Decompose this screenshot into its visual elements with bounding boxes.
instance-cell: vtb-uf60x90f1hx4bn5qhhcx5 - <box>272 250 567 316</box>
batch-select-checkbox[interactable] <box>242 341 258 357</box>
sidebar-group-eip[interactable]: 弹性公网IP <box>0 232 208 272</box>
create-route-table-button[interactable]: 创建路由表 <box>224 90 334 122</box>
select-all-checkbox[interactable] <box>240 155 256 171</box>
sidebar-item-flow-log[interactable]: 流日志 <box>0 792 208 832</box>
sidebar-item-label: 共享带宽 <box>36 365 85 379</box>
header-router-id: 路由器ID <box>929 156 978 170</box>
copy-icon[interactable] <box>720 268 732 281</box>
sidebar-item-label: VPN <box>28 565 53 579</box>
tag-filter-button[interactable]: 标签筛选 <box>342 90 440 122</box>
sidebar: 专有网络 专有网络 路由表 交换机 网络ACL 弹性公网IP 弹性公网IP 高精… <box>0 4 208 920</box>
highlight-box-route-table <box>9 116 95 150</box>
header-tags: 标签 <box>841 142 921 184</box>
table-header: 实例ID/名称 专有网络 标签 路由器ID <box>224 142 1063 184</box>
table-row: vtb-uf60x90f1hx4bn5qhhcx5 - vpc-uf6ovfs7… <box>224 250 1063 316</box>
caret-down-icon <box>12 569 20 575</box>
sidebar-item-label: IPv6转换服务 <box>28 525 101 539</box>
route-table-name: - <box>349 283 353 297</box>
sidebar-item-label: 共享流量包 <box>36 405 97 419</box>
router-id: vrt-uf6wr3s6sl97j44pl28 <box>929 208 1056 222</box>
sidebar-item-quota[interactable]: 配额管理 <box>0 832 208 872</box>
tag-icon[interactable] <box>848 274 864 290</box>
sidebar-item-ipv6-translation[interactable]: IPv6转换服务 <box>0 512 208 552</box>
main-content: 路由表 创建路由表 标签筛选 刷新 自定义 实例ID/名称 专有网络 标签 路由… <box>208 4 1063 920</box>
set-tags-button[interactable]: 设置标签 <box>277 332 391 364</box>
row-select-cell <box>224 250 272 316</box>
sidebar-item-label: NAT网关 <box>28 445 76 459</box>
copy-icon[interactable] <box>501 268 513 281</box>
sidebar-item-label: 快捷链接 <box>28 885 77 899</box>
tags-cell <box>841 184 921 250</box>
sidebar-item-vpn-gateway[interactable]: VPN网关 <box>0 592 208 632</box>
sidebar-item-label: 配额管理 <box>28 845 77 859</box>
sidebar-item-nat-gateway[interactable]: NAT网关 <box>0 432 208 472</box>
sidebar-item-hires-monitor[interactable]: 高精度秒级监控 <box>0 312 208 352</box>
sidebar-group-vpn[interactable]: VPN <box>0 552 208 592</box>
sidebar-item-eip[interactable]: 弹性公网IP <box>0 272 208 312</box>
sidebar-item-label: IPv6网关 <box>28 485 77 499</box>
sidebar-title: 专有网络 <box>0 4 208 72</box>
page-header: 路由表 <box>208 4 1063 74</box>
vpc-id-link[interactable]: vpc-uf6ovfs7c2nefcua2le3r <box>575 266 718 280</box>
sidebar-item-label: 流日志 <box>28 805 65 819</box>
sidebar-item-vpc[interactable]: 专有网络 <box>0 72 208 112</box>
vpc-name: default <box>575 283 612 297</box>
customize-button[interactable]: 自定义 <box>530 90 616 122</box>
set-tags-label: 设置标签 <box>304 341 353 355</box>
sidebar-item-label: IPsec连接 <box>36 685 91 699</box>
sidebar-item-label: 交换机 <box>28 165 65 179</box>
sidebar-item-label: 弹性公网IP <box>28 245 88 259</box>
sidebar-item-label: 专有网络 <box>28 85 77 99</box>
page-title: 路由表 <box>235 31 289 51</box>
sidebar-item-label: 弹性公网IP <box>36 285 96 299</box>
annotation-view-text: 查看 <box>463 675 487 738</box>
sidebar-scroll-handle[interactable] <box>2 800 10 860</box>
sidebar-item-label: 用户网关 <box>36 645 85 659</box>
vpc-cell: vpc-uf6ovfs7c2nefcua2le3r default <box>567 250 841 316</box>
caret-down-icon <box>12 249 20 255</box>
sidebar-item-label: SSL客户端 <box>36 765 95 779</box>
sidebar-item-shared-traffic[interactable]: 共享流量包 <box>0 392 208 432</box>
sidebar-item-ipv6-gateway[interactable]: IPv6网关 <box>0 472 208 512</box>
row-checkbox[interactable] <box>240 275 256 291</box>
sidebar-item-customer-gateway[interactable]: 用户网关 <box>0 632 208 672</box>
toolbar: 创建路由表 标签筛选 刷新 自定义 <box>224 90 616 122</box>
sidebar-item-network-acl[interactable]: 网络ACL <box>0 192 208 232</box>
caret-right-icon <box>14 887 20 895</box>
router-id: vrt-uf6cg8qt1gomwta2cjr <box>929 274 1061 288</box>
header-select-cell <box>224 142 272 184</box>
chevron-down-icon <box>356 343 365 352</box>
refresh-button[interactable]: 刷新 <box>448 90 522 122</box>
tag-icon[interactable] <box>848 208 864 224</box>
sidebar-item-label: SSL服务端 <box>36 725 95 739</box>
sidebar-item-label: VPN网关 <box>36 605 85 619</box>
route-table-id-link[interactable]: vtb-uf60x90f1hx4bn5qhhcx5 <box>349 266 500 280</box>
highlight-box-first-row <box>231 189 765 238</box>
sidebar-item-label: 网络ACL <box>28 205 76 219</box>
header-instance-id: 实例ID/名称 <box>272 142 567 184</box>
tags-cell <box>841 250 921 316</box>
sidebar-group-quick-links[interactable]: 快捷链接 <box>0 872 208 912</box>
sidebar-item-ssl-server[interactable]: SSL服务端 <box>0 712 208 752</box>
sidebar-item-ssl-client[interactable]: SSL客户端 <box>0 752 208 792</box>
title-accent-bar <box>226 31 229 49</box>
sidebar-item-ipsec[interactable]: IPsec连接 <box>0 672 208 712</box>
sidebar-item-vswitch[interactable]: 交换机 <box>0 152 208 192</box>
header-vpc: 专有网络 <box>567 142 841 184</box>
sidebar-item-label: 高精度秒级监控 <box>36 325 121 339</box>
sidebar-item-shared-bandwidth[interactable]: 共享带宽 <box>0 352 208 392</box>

WRITTEN REQUEST:
Copy the data from its first line through the line that contains "sidebar-group-vpn[interactable]: VPN <box>0", switching "copy-icon" to "clipboard-icon" and leaving everything else unchanged.

THE SOLUTION:
Decompose this screenshot into its visual elements with bounding boxes.
instance-cell: vtb-uf60x90f1hx4bn5qhhcx5 - <box>272 250 567 316</box>
batch-select-checkbox[interactable] <box>242 341 258 357</box>
sidebar-group-eip[interactable]: 弹性公网IP <box>0 232 208 272</box>
create-route-table-button[interactable]: 创建路由表 <box>224 90 334 122</box>
select-all-checkbox[interactable] <box>240 155 256 171</box>
sidebar-item-flow-log[interactable]: 流日志 <box>0 792 208 832</box>
sidebar-item-label: 共享带宽 <box>36 365 85 379</box>
header-router-id: 路由器ID <box>929 156 978 170</box>
clipboard-icon[interactable] <box>720 268 732 281</box>
sidebar-item-label: VPN <box>28 565 53 579</box>
tag-filter-button[interactable]: 标签筛选 <box>342 90 440 122</box>
sidebar: 专有网络 专有网络 路由表 交换机 网络ACL 弹性公网IP 弹性公网IP 高精… <box>0 4 208 920</box>
highlight-box-route-table <box>9 116 95 150</box>
header-tags: 标签 <box>841 142 921 184</box>
table-header: 实例ID/名称 专有网络 标签 路由器ID <box>224 142 1063 184</box>
table-row: vtb-uf60x90f1hx4bn5qhhcx5 - vpc-uf6ovfs7… <box>224 250 1063 316</box>
caret-down-icon <box>12 569 20 575</box>
sidebar-item-label: IPv6转换服务 <box>28 525 101 539</box>
route-table-name: - <box>349 283 353 297</box>
sidebar-item-label: 共享流量包 <box>36 405 97 419</box>
router-id: vrt-uf6wr3s6sl97j44pl28 <box>929 208 1056 222</box>
sidebar-item-quota[interactable]: 配额管理 <box>0 832 208 872</box>
tag-icon[interactable] <box>848 274 864 290</box>
sidebar-item-ipv6-translation[interactable]: IPv6转换服务 <box>0 512 208 552</box>
main-content: 路由表 创建路由表 标签筛选 刷新 自定义 实例ID/名称 专有网络 标签 路由… <box>208 4 1063 920</box>
set-tags-button[interactable]: 设置标签 <box>277 332 391 364</box>
row-select-cell <box>224 250 272 316</box>
sidebar-item-label: NAT网关 <box>28 445 76 459</box>
clipboard-icon[interactable] <box>501 268 513 281</box>
sidebar-item-label: 快捷链接 <box>28 885 77 899</box>
tags-cell <box>841 184 921 250</box>
sidebar-item-vpn-gateway[interactable]: VPN网关 <box>0 592 208 632</box>
sidebar-item-label: 配额管理 <box>28 845 77 859</box>
sidebar-item-nat-gateway[interactable]: NAT网关 <box>0 432 208 472</box>
sidebar-item-hires-monitor[interactable]: 高精度秒级监控 <box>0 312 208 352</box>
sidebar-group-vpn[interactable]: VPN <box>0 552 208 592</box>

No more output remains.